Passage given:
-- BEGIN --

The summary below describes major new features, items of note and breaking changes. The full list of issues is also available for those with access to the Encodo issue tracker.

Highlights

In the beta1 and beta2 release notes, we read about changes to configuration, dependency reduction, the data driver architecture, DDL commands, security and access control in web applications and a new code-generation format.

In 2.0 final -- which was actually released internally on November 13th, 2015 (a Friday) -- we made the following additional improvements:

These notes are being published for completeness and documentation. The first publicly available release of Quino 2.x will be 2.1 or higher (release notes coming soon).

Breaking changes

imageAs we've mentioned before, this release is absolutely merciless in regard to backwards compatibility. Old code is not retained as Obsolete. Instead, a project upgrading to 2.0 will encounter compile errors.

The following notes serve as an incomplete guide that will help you upgrade a Quino-based product.

As I wrote in the release notes for beta1 and beta2, if you arm yourself with a bit of time, ReSharper and the release notes (and possibly keep an Encodo employee on speed-dial), the upgrade is not difficult. It consists mainly of letting ReSharper update namespace references for you.

Global Search/Replace

Instead of going through the errors (example shown to the right) one by one, you can take care of a lot of errors with the following search/replace pairs.

  • Encodo.Quino.Data.Persistence => Encodo.Quino.Data
  • IMetaApplication => IApplication
  • ICoreApplication => IApplication
  • GetServiceLocator() => GetServices()

-- END --

Listings of elements and regions
-- BEGIN --

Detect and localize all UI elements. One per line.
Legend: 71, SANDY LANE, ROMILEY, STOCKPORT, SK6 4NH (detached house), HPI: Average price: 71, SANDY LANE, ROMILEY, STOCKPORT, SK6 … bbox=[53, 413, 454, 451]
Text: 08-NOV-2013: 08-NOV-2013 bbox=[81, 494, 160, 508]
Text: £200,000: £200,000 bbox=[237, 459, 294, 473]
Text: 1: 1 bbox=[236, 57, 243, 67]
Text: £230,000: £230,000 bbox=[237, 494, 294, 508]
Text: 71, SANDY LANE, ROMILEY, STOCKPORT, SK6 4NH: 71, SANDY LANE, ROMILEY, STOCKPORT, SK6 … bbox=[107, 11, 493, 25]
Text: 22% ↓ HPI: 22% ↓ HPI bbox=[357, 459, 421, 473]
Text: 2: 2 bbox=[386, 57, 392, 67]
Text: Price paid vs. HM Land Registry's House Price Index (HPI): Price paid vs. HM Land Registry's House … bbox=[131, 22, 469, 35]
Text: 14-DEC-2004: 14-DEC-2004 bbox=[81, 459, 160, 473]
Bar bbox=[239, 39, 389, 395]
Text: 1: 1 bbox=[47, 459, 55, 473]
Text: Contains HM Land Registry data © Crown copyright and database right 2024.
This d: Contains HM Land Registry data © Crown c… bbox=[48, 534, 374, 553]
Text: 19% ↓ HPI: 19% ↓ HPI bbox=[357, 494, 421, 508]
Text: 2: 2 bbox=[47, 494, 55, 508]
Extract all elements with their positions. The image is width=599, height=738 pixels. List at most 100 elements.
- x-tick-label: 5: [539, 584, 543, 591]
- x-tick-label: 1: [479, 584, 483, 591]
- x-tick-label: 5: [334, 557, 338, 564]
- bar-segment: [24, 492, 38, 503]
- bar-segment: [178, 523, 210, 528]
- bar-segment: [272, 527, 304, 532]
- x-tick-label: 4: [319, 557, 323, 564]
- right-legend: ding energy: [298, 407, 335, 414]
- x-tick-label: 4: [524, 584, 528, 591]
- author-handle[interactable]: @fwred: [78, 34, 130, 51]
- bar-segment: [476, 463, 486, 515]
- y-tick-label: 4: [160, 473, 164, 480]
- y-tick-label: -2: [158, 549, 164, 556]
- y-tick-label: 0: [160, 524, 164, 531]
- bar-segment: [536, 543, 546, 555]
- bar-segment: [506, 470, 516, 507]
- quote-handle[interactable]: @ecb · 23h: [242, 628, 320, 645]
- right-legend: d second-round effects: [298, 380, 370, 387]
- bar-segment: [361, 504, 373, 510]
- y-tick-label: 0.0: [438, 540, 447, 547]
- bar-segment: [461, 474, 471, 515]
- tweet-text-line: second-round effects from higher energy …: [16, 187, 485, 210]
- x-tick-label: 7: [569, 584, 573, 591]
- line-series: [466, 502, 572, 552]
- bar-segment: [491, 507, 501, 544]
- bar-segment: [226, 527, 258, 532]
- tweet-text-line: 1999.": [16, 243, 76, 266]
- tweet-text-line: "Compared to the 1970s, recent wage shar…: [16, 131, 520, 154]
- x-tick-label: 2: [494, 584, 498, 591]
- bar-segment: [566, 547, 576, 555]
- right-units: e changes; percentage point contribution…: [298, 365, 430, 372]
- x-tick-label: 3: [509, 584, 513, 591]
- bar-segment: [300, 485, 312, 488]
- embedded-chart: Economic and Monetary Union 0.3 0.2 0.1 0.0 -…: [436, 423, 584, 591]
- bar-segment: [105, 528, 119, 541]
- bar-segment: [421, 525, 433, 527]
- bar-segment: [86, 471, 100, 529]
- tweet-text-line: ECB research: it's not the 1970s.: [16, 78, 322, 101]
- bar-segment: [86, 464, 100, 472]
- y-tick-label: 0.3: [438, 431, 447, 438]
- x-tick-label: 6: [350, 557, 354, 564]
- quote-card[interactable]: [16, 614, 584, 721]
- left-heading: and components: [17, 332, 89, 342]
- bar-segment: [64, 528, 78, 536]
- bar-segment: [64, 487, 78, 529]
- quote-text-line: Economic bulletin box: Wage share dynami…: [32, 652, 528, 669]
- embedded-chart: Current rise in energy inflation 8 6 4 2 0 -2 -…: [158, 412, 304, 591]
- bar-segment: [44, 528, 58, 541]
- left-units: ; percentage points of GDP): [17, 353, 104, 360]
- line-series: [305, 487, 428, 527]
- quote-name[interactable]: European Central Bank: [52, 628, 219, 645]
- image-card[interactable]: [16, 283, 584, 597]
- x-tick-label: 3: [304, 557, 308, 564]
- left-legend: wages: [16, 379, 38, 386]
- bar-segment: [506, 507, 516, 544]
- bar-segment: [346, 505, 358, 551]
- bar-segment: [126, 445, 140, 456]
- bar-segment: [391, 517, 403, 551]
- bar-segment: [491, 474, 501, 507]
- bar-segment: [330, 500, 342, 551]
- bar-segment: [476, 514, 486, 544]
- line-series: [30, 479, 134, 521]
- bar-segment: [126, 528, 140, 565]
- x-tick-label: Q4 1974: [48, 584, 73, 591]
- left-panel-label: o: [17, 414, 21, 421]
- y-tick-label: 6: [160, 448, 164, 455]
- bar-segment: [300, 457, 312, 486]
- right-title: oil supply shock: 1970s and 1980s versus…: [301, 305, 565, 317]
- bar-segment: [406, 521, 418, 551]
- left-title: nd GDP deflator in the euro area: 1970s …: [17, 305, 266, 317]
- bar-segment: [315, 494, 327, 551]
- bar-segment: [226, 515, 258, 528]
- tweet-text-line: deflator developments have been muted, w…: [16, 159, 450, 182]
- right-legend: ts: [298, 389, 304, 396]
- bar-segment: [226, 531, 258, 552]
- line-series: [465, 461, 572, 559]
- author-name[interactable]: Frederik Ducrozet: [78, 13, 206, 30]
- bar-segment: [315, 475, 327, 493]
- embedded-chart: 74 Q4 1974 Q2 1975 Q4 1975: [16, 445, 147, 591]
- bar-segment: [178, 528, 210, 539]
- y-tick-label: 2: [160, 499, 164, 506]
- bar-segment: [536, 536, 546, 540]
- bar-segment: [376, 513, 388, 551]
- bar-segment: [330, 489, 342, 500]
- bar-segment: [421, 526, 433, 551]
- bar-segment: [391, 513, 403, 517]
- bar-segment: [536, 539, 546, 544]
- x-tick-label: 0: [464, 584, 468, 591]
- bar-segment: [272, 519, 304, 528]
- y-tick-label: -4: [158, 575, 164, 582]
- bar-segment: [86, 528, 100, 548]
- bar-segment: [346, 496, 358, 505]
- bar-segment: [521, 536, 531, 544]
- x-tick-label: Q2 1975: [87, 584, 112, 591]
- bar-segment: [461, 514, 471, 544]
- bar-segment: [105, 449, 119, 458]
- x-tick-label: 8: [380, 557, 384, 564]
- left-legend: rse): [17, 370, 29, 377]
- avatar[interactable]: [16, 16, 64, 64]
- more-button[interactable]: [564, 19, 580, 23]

-- END --

Goal: Reproduce the Quino 2.0 release notes above in full, word for word, with nothing left out or changed.

Response for this exercise:
The summary below describes major new features, items of note and breaking changes. The full list of issues is also available for those with access to the Encodo issue tracker.

Highlights

In the beta1 and beta2 release notes, we read about changes to configuration, dependency reduction, the data driver architecture, DDL commands, security and access control in web applications and a new code-generation format.

In 2.0 final -- which was actually released internally on November 13th, 2015 (a Friday) -- we made the following additional improvements:

These notes are being published for completeness and documentation. The first publicly available release of Quino 2.x will be 2.1 or higher (release notes coming soon).

Breaking changes

imageAs we've mentioned before, this release is absolutely merciless in regard to backwards compatibility. Old code is not retained as Obsolete. Instead, a project upgrading to 2.0 will encounter compile errors.

The following notes serve as an incomplete guide that will help you upgrade a Quino-based product.

As I wrote in the release notes for beta1 and beta2, if you arm yourself with a bit of time, ReSharper and the release notes (and possibly keep an Encodo employee on speed-dial), the upgrade is not difficult. It consists mainly of letting ReSharper update namespace references for you.

Global Search/Replace

Instead of going through the errors (example shown to the right) one by one, you can take care of a lot of errors with the following search/replace pairs.

  • Encodo.Quino.Data.Persistence => Encodo.Quino.Data
  • IMetaApplication => IApplication
  • ICoreApplication => IApplication
  • GetServiceLocator() => GetServices()